Entries from a dataset
◆ ◆ ◆ ◆ ◆
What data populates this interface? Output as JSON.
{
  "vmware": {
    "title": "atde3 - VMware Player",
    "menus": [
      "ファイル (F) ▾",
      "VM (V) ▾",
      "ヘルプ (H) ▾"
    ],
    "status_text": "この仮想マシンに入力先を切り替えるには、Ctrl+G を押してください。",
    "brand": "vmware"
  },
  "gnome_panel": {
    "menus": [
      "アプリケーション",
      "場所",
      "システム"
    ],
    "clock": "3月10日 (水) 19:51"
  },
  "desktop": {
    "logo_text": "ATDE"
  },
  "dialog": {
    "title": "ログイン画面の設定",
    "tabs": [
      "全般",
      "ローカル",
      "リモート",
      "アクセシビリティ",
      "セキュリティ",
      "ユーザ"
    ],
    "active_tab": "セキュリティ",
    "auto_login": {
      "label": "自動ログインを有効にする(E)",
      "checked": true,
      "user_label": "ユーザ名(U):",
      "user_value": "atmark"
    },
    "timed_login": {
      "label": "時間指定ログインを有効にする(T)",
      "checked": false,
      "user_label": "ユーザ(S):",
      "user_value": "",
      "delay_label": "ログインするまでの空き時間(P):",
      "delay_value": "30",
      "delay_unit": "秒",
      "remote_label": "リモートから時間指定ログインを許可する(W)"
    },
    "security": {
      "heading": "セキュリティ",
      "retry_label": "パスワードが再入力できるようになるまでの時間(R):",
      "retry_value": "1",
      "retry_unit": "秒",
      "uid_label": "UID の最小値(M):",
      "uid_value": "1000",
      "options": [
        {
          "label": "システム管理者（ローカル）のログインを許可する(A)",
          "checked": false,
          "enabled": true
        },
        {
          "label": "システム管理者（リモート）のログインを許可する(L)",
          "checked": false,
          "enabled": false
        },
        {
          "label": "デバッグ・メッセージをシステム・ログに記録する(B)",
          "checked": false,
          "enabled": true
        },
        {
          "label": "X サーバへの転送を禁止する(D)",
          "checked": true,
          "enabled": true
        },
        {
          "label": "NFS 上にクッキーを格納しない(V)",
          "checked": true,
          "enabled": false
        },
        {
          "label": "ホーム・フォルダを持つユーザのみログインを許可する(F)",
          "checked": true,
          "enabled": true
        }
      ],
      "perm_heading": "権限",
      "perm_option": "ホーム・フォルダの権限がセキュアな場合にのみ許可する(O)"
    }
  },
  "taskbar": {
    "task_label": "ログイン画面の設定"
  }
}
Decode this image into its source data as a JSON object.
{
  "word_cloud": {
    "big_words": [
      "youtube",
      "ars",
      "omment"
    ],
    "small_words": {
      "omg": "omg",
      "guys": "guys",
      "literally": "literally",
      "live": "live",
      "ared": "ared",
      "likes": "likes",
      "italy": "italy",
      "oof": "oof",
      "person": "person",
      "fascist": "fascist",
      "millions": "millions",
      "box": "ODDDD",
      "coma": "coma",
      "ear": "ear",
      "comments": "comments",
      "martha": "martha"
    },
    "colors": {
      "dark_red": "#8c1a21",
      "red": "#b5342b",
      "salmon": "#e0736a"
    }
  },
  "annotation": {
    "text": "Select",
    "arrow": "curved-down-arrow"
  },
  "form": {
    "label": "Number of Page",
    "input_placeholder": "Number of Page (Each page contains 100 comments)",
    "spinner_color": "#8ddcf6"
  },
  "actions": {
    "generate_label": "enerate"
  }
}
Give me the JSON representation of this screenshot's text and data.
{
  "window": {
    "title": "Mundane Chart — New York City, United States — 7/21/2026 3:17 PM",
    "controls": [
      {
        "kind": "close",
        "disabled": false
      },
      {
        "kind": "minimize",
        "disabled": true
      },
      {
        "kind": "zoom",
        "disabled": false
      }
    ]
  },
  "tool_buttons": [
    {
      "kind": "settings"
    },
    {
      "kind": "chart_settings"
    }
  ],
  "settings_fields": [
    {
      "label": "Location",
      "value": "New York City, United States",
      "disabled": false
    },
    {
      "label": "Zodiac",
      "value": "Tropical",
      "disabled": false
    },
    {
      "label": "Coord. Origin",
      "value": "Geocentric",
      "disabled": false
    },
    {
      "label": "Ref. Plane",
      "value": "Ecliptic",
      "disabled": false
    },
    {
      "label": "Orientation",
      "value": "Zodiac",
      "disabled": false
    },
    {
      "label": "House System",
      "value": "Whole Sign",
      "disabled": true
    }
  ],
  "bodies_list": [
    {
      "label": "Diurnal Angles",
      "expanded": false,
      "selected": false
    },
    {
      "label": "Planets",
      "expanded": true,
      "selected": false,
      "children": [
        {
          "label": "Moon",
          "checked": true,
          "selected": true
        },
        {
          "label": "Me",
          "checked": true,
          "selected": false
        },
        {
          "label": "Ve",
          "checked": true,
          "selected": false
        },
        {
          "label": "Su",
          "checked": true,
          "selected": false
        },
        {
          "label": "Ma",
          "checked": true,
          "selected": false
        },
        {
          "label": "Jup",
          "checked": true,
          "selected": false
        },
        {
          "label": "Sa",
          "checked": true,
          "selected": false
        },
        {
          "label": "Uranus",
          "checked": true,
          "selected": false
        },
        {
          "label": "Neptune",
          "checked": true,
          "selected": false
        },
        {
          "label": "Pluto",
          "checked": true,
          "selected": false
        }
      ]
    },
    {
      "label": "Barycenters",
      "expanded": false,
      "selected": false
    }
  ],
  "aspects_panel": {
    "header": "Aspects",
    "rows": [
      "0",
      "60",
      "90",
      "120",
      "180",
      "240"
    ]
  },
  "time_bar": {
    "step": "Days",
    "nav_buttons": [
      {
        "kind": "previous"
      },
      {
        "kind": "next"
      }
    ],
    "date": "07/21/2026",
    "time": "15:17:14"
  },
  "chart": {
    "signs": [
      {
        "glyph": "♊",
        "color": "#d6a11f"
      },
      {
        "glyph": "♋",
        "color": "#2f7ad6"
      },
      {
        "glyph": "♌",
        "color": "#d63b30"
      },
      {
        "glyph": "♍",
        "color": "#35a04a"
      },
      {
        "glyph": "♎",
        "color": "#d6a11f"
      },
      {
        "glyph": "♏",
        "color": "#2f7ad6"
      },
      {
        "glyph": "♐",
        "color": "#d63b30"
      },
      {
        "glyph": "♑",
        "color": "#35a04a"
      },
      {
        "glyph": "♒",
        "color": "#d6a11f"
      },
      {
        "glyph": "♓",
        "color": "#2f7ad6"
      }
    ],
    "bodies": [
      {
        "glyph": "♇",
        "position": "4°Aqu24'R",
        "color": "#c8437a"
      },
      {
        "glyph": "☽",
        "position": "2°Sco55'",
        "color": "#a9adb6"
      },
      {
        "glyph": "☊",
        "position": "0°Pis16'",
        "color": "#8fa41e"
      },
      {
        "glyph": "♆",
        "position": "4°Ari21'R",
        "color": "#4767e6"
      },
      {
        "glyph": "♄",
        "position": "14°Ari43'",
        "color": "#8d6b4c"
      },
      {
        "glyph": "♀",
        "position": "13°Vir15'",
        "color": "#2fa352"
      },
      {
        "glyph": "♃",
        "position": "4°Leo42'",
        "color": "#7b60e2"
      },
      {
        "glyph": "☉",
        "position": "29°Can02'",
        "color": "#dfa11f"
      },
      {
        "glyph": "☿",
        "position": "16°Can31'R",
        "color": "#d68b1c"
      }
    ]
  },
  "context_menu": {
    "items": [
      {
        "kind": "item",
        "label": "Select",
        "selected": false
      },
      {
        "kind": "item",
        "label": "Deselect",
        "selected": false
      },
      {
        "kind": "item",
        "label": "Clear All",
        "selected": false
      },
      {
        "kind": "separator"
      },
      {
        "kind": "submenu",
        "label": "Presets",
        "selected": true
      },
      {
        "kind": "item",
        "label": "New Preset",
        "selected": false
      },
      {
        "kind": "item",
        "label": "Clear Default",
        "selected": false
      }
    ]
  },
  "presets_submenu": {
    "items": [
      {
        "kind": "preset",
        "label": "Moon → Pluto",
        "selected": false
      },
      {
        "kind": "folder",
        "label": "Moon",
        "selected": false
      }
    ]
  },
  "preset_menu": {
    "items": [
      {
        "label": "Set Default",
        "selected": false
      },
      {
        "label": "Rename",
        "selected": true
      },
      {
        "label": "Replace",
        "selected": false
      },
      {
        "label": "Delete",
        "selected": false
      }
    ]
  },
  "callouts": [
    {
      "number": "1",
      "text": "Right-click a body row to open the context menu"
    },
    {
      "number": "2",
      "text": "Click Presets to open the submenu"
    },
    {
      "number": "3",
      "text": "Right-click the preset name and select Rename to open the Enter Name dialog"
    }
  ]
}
◆ ◆ ◆ ◆ ◆
What the exercise asks ::
Take every line from the data that contains the word "Right".

Finished answer ::
      "text": "Right-click a body row to open the context menu"
      "text": "Right-click the preset name and select Rename to open the Enter Name dialog"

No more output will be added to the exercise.